Data listing:
+--

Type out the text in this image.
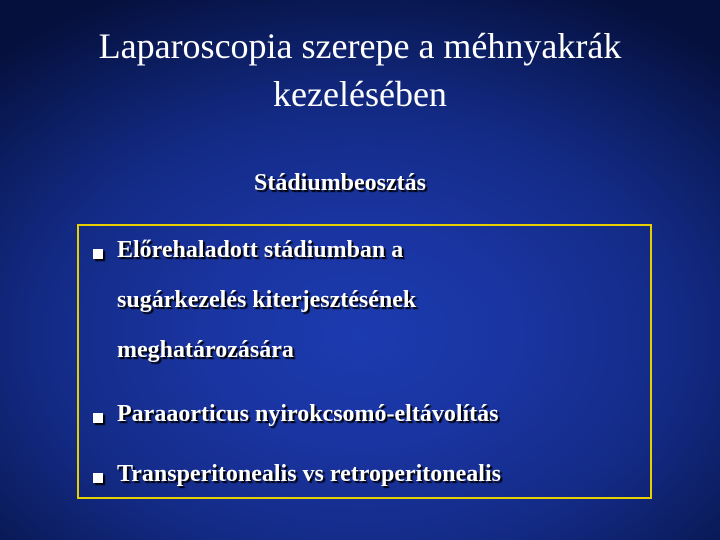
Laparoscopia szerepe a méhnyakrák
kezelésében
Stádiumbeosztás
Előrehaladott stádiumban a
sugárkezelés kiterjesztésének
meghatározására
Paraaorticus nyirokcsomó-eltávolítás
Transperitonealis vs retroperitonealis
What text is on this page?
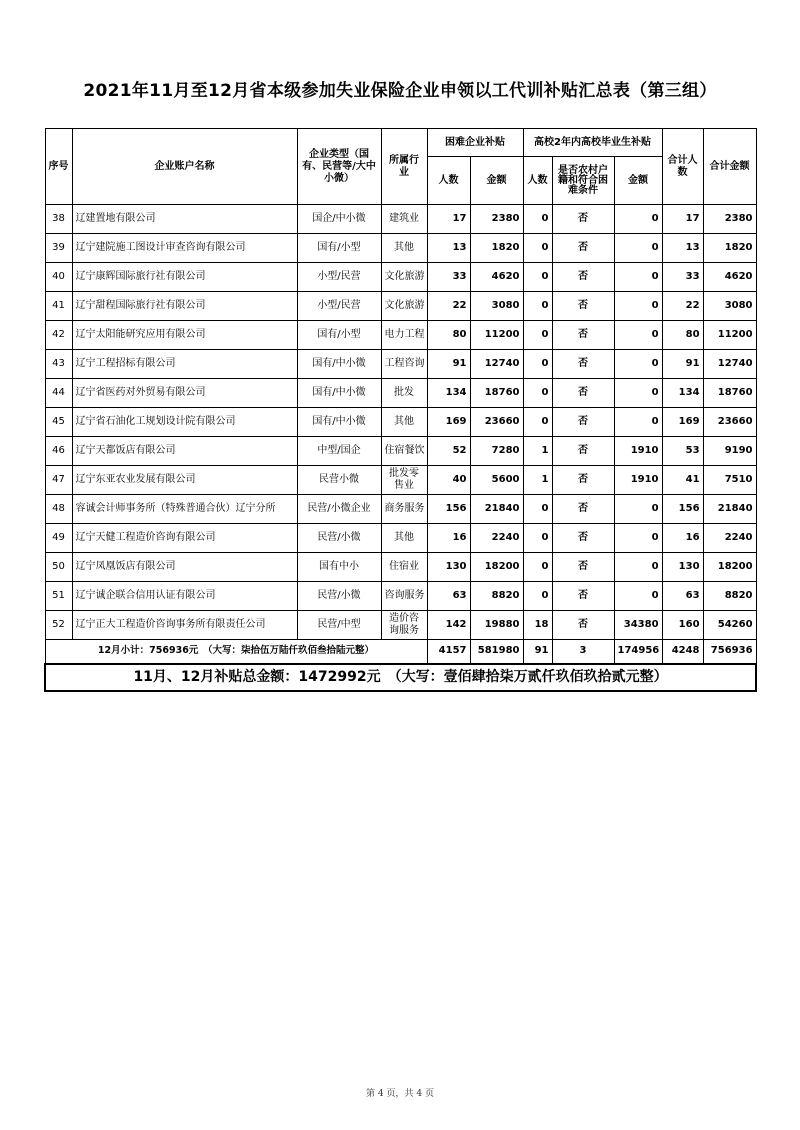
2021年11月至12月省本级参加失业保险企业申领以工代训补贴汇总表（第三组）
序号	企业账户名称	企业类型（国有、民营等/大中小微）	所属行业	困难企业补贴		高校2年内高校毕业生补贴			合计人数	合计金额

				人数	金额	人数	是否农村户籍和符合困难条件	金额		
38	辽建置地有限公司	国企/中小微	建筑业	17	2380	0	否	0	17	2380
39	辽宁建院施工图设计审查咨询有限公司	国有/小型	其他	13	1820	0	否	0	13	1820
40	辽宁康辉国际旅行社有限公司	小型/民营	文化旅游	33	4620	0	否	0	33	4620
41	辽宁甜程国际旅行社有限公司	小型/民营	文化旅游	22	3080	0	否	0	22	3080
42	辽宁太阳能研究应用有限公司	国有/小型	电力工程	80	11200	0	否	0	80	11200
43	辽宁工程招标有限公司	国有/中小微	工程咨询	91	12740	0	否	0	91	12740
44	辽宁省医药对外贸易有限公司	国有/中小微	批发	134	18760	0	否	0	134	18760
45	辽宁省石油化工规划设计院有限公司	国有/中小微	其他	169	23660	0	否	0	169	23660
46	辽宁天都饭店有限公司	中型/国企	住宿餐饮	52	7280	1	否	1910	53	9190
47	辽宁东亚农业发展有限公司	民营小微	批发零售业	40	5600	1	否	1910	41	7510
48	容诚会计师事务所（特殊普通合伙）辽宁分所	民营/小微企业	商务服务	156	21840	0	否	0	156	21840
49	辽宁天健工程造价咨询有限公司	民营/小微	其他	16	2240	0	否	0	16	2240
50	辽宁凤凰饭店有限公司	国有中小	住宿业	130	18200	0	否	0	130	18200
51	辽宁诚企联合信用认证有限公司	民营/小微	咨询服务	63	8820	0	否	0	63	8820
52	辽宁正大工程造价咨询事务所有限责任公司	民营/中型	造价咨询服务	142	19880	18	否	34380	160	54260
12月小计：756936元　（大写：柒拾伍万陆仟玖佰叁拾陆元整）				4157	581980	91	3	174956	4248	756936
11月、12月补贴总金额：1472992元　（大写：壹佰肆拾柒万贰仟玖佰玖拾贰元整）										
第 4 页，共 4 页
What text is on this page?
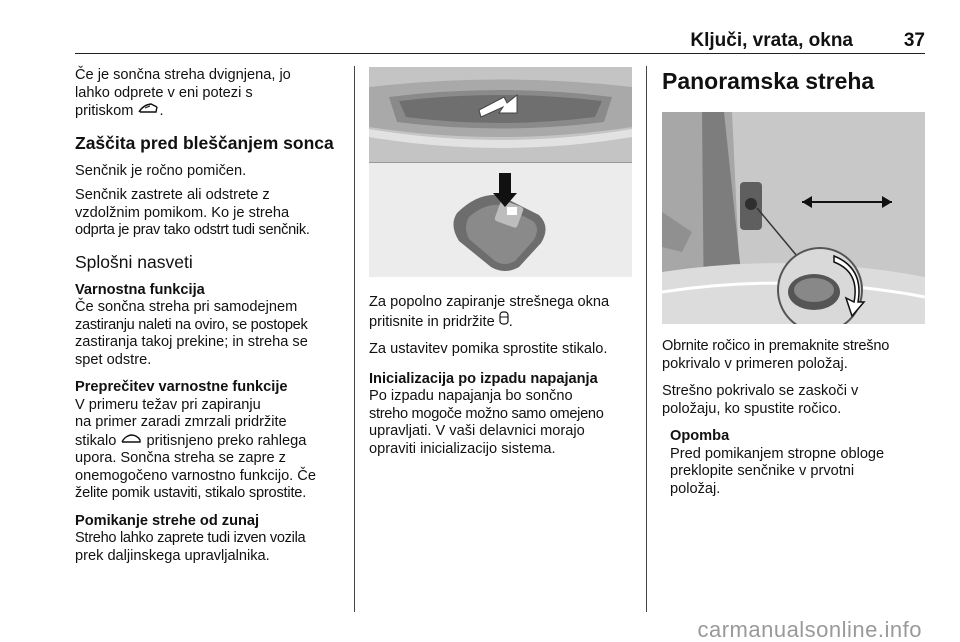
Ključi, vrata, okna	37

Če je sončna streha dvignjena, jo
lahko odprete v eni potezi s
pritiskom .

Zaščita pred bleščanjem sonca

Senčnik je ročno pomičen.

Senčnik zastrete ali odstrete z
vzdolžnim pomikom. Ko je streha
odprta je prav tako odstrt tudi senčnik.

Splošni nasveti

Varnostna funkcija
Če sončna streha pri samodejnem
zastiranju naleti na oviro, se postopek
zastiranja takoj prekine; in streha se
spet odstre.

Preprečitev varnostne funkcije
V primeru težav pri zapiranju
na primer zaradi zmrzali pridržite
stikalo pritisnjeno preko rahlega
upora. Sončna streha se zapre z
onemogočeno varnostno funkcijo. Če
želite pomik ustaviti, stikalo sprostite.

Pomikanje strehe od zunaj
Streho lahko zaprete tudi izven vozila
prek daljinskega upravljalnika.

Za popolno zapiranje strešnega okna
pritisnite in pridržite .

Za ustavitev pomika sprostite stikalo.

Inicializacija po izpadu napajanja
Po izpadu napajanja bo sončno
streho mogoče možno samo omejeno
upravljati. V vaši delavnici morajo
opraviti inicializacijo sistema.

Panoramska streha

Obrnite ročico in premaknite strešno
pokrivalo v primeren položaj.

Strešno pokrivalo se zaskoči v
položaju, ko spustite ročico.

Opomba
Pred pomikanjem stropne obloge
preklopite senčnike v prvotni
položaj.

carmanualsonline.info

+--

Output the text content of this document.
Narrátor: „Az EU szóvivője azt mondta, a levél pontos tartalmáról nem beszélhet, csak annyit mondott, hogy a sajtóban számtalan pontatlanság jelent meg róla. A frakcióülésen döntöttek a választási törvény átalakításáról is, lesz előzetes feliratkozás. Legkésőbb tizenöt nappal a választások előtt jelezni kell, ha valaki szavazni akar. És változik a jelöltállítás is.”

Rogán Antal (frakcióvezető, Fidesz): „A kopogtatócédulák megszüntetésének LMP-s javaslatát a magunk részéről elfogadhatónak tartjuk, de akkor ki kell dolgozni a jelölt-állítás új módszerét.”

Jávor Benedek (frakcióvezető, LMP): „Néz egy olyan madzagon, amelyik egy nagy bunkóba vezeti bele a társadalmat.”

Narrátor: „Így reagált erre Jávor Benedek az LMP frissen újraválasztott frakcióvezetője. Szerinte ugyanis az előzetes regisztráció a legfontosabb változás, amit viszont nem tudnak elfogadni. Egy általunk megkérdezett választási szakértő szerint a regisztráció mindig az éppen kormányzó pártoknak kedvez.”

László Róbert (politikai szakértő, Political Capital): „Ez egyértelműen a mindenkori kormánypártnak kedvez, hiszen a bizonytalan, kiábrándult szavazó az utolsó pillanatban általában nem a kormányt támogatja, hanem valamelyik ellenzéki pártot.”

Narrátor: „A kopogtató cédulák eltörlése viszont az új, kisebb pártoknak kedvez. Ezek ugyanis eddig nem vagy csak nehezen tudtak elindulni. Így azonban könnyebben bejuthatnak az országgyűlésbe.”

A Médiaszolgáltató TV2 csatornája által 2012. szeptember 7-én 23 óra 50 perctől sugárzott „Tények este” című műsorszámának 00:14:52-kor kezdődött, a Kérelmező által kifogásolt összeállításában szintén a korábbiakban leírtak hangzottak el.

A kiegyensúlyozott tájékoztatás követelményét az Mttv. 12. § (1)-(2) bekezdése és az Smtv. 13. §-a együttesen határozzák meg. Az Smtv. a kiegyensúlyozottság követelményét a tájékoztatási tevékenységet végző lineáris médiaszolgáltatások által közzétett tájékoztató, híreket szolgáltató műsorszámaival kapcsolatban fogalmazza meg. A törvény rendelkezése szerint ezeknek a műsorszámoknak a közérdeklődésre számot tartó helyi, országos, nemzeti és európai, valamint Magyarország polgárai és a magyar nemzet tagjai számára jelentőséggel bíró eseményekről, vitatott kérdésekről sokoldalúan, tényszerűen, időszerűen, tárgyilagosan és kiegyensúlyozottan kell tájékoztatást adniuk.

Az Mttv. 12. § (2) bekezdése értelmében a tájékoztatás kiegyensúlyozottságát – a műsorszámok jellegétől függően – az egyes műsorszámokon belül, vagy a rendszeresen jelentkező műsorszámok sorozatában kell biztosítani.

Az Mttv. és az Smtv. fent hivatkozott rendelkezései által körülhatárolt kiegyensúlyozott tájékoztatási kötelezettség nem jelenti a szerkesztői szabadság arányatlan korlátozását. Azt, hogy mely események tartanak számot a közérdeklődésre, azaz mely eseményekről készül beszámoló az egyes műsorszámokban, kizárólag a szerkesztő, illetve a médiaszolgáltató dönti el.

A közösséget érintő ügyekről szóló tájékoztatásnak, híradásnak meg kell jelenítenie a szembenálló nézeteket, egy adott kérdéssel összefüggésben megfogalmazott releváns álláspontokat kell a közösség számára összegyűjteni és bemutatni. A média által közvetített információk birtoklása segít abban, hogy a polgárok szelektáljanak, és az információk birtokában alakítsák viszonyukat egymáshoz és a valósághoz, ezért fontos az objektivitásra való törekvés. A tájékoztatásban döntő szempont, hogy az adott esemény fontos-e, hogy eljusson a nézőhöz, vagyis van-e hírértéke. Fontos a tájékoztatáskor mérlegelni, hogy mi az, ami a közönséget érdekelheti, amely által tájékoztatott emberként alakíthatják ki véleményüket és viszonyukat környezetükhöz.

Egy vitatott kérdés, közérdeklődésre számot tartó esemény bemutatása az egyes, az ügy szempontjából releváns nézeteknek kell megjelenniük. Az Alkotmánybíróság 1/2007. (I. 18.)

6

+--

Problem to solve: Scan the entries above for the word "streha" and collect each line holding it.

Complete output:
Če je sončna streha dvignjena, jo
vzdolžnim pomikom. Ko je streha
Če sončna streha pri samodejnem
zastiranja takoj prekine; in streha se
upora. Sončna streha se zapre z
Panoramska streha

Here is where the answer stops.